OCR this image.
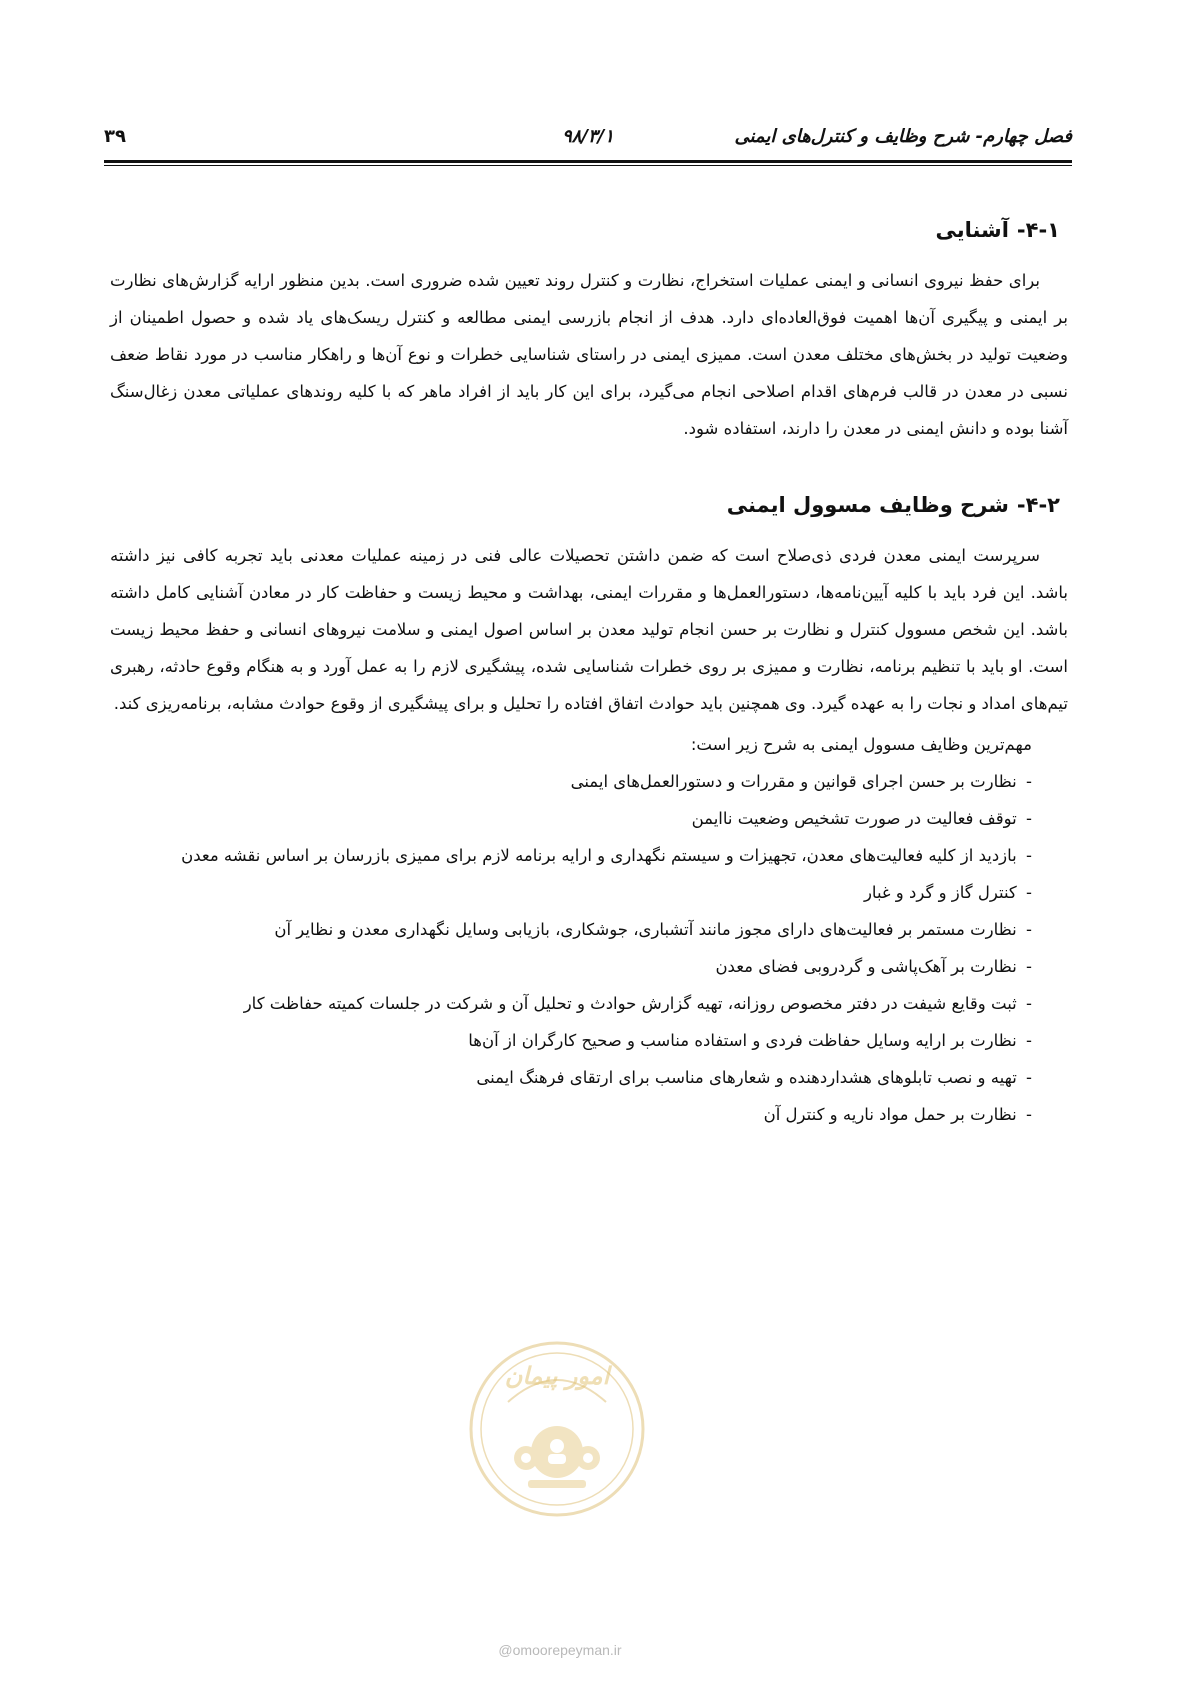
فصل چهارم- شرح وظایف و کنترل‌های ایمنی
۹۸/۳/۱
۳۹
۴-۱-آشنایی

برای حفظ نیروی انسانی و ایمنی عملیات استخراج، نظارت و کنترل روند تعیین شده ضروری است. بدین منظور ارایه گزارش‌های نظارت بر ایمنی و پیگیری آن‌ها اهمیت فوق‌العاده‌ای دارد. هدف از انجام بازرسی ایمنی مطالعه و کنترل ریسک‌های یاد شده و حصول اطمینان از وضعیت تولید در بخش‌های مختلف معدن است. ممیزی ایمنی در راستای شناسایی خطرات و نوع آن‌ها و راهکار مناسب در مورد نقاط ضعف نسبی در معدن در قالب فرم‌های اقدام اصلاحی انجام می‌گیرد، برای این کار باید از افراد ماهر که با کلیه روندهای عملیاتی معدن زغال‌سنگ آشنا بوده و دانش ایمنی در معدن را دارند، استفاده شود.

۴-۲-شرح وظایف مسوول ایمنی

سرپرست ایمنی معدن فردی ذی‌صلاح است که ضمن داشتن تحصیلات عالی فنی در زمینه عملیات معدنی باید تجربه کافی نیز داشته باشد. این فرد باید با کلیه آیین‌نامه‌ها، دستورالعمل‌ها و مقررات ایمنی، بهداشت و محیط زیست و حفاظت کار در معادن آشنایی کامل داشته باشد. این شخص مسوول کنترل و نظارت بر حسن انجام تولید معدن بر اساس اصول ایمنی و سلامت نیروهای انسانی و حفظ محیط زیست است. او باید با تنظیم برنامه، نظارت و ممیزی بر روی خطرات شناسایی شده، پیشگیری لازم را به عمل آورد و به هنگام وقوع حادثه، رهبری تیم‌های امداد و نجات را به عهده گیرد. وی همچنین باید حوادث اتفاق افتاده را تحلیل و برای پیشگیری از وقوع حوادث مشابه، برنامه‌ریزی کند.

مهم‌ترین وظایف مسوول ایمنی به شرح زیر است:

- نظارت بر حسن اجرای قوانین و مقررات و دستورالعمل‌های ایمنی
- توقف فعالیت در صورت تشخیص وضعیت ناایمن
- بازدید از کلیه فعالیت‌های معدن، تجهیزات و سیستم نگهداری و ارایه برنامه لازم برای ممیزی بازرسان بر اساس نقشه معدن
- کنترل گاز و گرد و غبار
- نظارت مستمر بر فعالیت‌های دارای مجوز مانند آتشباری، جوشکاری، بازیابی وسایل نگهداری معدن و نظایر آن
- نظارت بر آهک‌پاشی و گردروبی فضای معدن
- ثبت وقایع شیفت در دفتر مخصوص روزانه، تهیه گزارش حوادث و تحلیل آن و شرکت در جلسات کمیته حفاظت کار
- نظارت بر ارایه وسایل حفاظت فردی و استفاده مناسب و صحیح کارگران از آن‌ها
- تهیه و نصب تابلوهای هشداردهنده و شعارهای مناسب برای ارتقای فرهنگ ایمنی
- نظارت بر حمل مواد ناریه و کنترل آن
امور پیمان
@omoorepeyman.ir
----------
• [Task instructions] Pick out all lines containing the string "وظایف".

• [Final answer]
فصل چهارم- شرح وظایف و کنترل‌های ایمنی
۴-۲-شرح وظایف مسوول ایمنی
مهم‌ترین وظایف مسوول ایمنی به شرح زیر است:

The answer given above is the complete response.